··· Texte de lecture ···

1. La cotitularité du bail d’habitation
- La cotitularité légale des personnes mariées et pacsées
- La cotitularité conventionnelle des concubins
2. La protection civile de la victime de violences conjugales
- L’ordonnance de protection du juge aux affaires familiales (JAF)
- L’éviction du domicile de l’auteur des violences
- Les conséquences de cette éviction
3. Les apports législatifs récents
- Le renforcement de la protection des victimes étrangères
- L’accès au logement social facilité pour les victimes de violences
- Les apports de la loi ELAN : les victimes de violences conjugales dispensées de payer le loyer après leur départ du logement
- La loi du 28 décembre 2019
- La loi du 30 juillet 2020 visant à protéger les victimes de violences conjugales
- Loi du 28 février 2023 crée une aide universelle d’urgence pour les victimes de violences conjugales
Chaque année, environ 216 000 femmes âgées de 18 à 75 ans et 80 000 hommes sont victimes de violences physiques et/ou sexuelles de la part de leur ancien ou actuel partenaire intime (mari, épouse, concubin(e), pacsé, petit-ami(e)…).
La violence à l’égard des femmes, plus connue, est définie « comme une violation des droits de l’homme et une forme de discrimination à l’égard des femmes, et désigne tous les actes de violence fondés sur le genre qui entrainent, ou sont susceptibles d’entrainer pour les femmes, des dommages ou souffrances de nature physique, sexuelle, psychologique ou économique, y compris la menace de se livrer à de tels actes, la contrainte ou la privation arbitraire de liberté, que ce soit dans la vie publique ou privée » (définition donnée lors de la Convention européenne dite d’Istanbul en novembre 2014).
Depuis plusieurs années, les outils de prévention des violences conjugales se développent pour mieux venir en aide aux victimes.
Le plus souvent c’est dans le logement familial que s’exercent les violences conjugales.
Les victimes peuvent décider, soit de rester dans le logement soit d’en partir au risque de se retrouver à la rue avec leurs enfants. Avant d’étudier la protection civile qui s’offre à elles pour être au mieux protéger contre l’auteur de leurs violences, nous définirons leurs droits sur le logement familial.
1. La cotitularité du bail d’habitation
La cotitularité légale des personnes mariées et pacsées
Pour les personnes mariées :
L’article 1751 du code civil prévoit une cotitularité légale : « Le droit au bail du local sans caractère professionnel ou commercial qui sert effectivement à l’habitation des deux époux est, quel que soit le régime matrimonial et même si le bail a été conclu avant le mariage, réputé appartenir à l’un et à l’autre des époux ». Cette double titularité est une disposition d’ordre public. Aucune clause contractuelle ne peut y déroger.
Même non signataire d’un bail, l’époux ou l’épouse a les mêmes droits et obligations que le titulaire en titre.
En cas de séparation, les règles protectrices de l’article 1751 continuent à s’appliquer. Un époux ne pourra disposer, seul, du droit au bail. Lorsque, suite à une ordonnance de non-conciliation ou à un divorce, un des époux souhaite résider séparément et conserver malgré tout le logement, l’attribution préférentielle du bail sera accordée par le juge « en considération des intérêts sociaux et familiaux en cause ». Les éléments pris en considération par les juges sont, par exemple, la garde des enfants ou l’exercice d’une profession dans les lieux loués, pour l’attribution du bail.

··· Entrées ···

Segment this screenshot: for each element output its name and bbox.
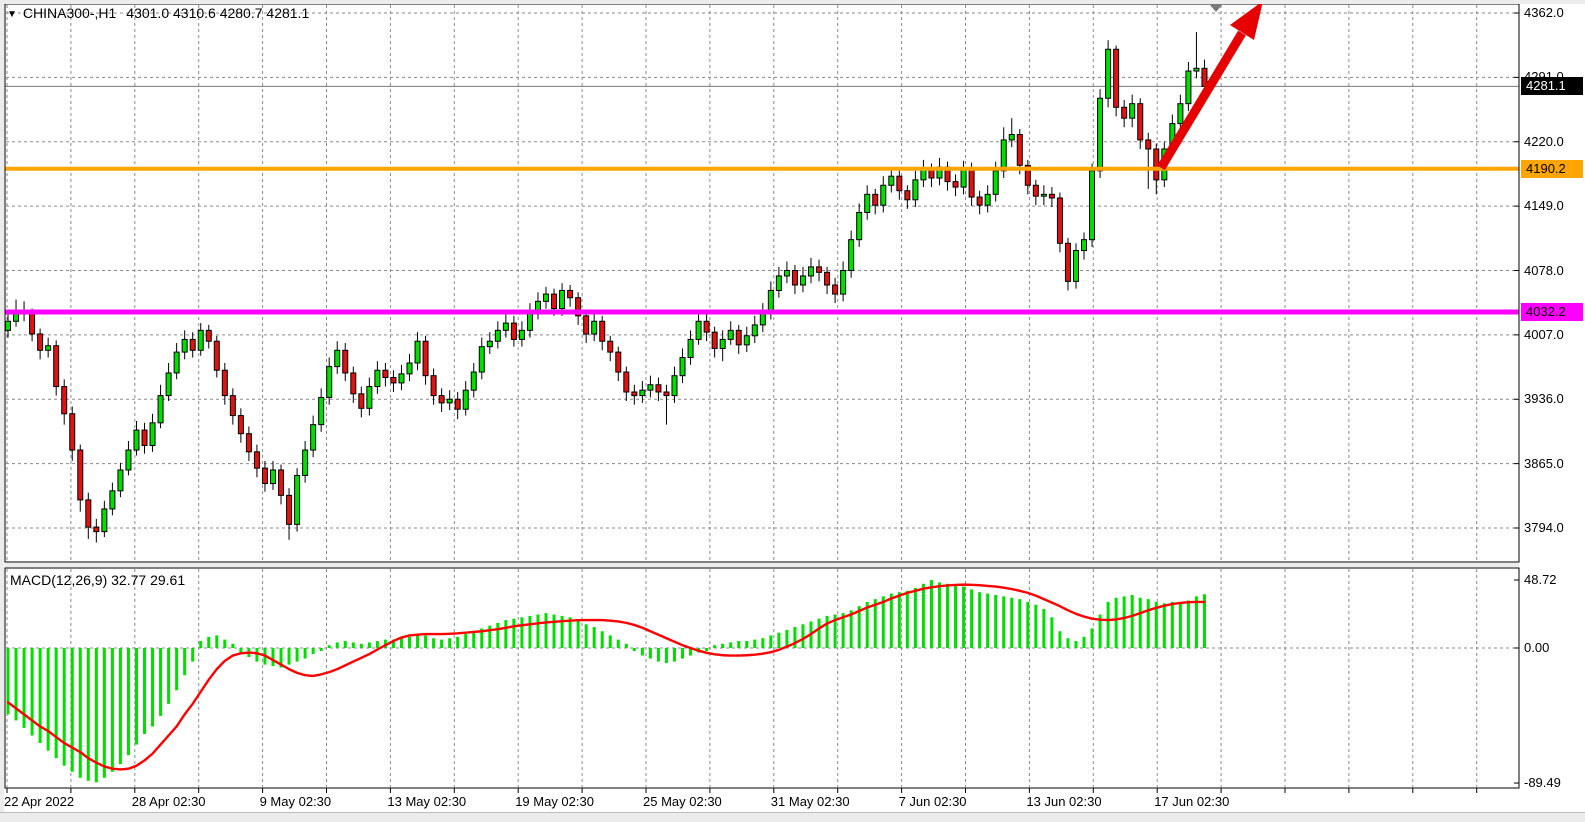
- window-frame-top: [0, 0, 1585, 4]
- time-tick-label: 13 Jun 02:30: [1026, 794, 1102, 809]
- resistance-price-badge: 4190.2: [1521, 159, 1583, 178]
- macd-indicator-label: MACD(12,26,9) 32.77 29.61: [10, 572, 186, 588]
- macd-tick-label: 0.00: [1524, 640, 1550, 655]
- price-tick-label: 3936.0: [1524, 391, 1564, 407]
- price-tick-label: 4149.0: [1524, 198, 1564, 214]
- price-tick-label: 4362.0: [1524, 5, 1564, 20]
- symbol-title: ▼ CHINA300-,H1 4301.0 4310.6 4280.7 4281.1: [7, 5, 309, 21]
- symbol-period-label: CHINA300-,H1: [22, 5, 117, 21]
- time-tick-label: 28 Apr 02:30: [131, 794, 206, 809]
- time-tick-label: 19 May 02:30: [515, 794, 594, 809]
- price-tick-label: 3865.0: [1524, 455, 1564, 471]
- price-tick-label: 3794.0: [1524, 520, 1564, 535]
- time-tick-label: 25 May 02:30: [643, 794, 722, 809]
- support-price-badge: 4032.2: [1521, 303, 1583, 322]
- time-tick-label: 31 May 02:30: [770, 794, 850, 809]
- window-bottom-strip: [0, 812, 1585, 822]
- window-frame-left: [0, 0, 4, 822]
- current-price-badge: 4281.1: [1521, 77, 1583, 96]
- price-tick-label: 4007.0: [1524, 326, 1564, 342]
- macd-tick-label: -89.49: [1524, 775, 1561, 791]
- time-tick-label: 13 May 02:30: [387, 794, 467, 809]
- time-tick-label: 17 Jun 02:30: [1154, 794, 1230, 809]
- time-tick-label: 7 Jun 02:30: [898, 794, 967, 809]
- time-tick-label: 9 May 02:30: [259, 794, 332, 809]
- ohlc-values-label: 4301.0 4310.6 4280.7 4281.1: [126, 5, 310, 21]
- top-marker-triangle-icon: [1209, 4, 1223, 12]
- price-tick-label: 4220.0: [1524, 133, 1564, 149]
- symbol-dropdown-triangle-icon[interactable]: ▼: [7, 9, 17, 20]
- macd-tick-label: 48.72: [1524, 572, 1557, 587]
- time-tick-label: 22 Apr 2022: [4, 794, 75, 809]
- price-tick-label: 4078.0: [1524, 262, 1564, 278]
- trend-arrow-annotation[interactable]: [1157, 1, 1263, 171]
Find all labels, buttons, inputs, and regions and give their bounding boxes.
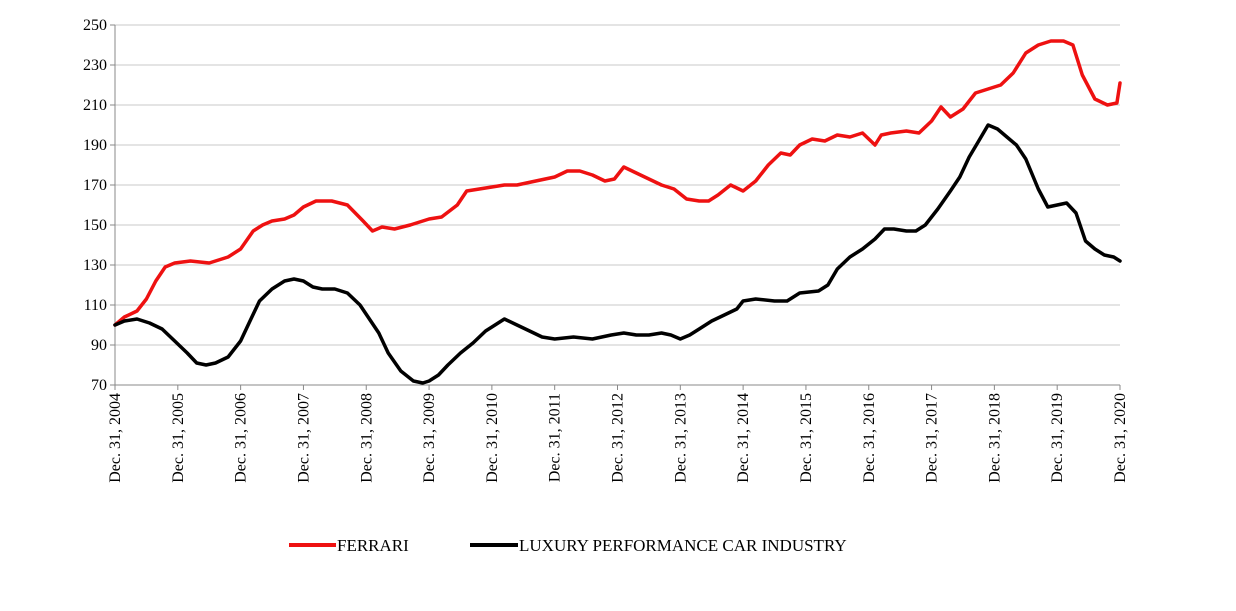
- y-tick-label-130: 130: [83, 257, 107, 274]
- x-tick-label-8: Dec. 31, 2012: [610, 393, 627, 483]
- x-tick-label-6: Dec. 31, 2010: [484, 393, 501, 483]
- y-tick-label-70: 70: [91, 377, 107, 394]
- y-tick-label-150: 150: [83, 217, 107, 234]
- y-tick-label-190: 190: [83, 137, 107, 154]
- x-tick-label-5: Dec. 31, 2009: [421, 393, 438, 483]
- series-lines: [113, 39, 1122, 385]
- x-tick-label-4: Dec. 31, 2008: [358, 393, 375, 483]
- x-tick-labels: Dec. 31, 2004 Dec. 31, 2005 Dec. 31, 2006 D…: [107, 385, 1129, 483]
- x-tick-label-11: Dec. 31, 2015: [798, 393, 815, 483]
- x-tick-label-1: Dec. 31, 2005: [170, 393, 187, 483]
- x-tick-label-2: Dec. 31, 2006: [233, 393, 250, 483]
- y-tick-label-250: 250: [83, 17, 107, 34]
- x-tick-label-3: Dec. 31, 2007: [295, 393, 312, 483]
- gridlines: [115, 24, 1120, 346]
- series-line-luxury-performance-car-industry: [113, 123, 1122, 385]
- x-tick-label-15: Dec. 31, 2019: [1049, 393, 1066, 483]
- x-tick-label-7: Dec. 31, 2011: [547, 393, 564, 482]
- x-tick-label-0: Dec. 31, 2004: [107, 393, 124, 483]
- x-tick-label-10: Dec. 31, 2014: [735, 393, 752, 483]
- y-tick-label-170: 170: [83, 177, 107, 194]
- legend-label-luxury-performance-car-industry: LUXURY PERFORMANCE CAR INDUSTRY: [519, 536, 847, 555]
- x-tick-label-12: Dec. 31, 2016: [861, 393, 878, 483]
- y-tick-label-90: 90: [91, 337, 107, 354]
- legend: FERRARI LUXURY PERFORMANCE CAR INDUSTRY: [289, 536, 847, 555]
- x-tick-label-13: Dec. 31, 2017: [924, 393, 941, 483]
- series-line-ferrari: [113, 39, 1122, 327]
- legend-label-ferrari: FERRARI: [337, 536, 409, 555]
- y-tick-labels: 70 90 110 130 150 170 190 210 230 250: [83, 17, 115, 394]
- x-tick-label-9: Dec. 31, 2013: [672, 393, 689, 483]
- x-tick-label-14: Dec. 31, 2018: [986, 393, 1003, 483]
- x-tick-label-16: Dec. 31, 2020: [1112, 393, 1129, 483]
- y-tick-label-230: 230: [83, 57, 107, 74]
- y-tick-label-210: 210: [83, 97, 107, 114]
- y-tick-label-110: 110: [84, 297, 107, 314]
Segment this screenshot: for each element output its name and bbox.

···

» Consignes de l'exercice
(A) D'après le texte sur le bail d'habitation, pourquoi aucune clause contractuelle ne peut-elle écarter la cotitularité prévue par l'article 1751 du code civil ? Répondez en une à trois phrases.
(B) Selon le texte sur le bail d'habitation, lors de quelle convention a été donnée la définition de la violence à l'égard des femmes ?
(C) Poursuivez le texte sur le bail d'habitation et les violences conjugales à partir de l'endroit où il s'arrête.
Les entrées n'ont aucun rôle dans ces consignes.

» Réponses par consigne
(A) Aucune clause contractuelle ne peut y déroger parce que cette double titularité du bail est une disposition d'ordre public.

(B) Elle a été donnée lors de la Convention européenne dite d'Istanbul, en novembre 2014.

(C)
Pour les personnes pacsées :
Le pacte civil de solidarité est « un contrat conclu par deux personnes physiques majeures, de sexe différent ou de même sexe, pour organiser leur vie commune. » La communauté de vie implique une résidence commune.
Le droit au bail du local à usage d’habitation des partenaires d’un PACS est aligné sur celui des époux : à la demande des partenaires d’un PACS, il est réputé appartenir à l’un ou l’autre(1).
S’il apparaît une mésentente entre les partenaires et que l’un d’eux décide de quitter les lieux loués en délivrant congé, le bail se poursuit pour le partenaire restant dans le logement qu’il soit ou non signataire du bail. Le locataire sortant reste solidaire jusqu’à ce que la résiliation du PACS produise ses effets ainsi que jusqu’à l’expiration du bail.
En outre, la loi ALUR du 24 mars 2014 prévoit qu’en cas de dissolution du PACS, l’un des partenaires peut saisir le juge compétent en matière de bail (tribunal d’instance) aux fins de se voir attribuer le droit au bail du local, sans caractère professionnel ou commercial, qui sert effectivement à l’habitation des deux partenaires, sous réserve des droits à récompense ou à indemnité au profit de l’autre partenaire (le bailleur est appelé à l’instance). Le juge apprécie la demande en considération des intérêts sociaux et familiaux des parties(2).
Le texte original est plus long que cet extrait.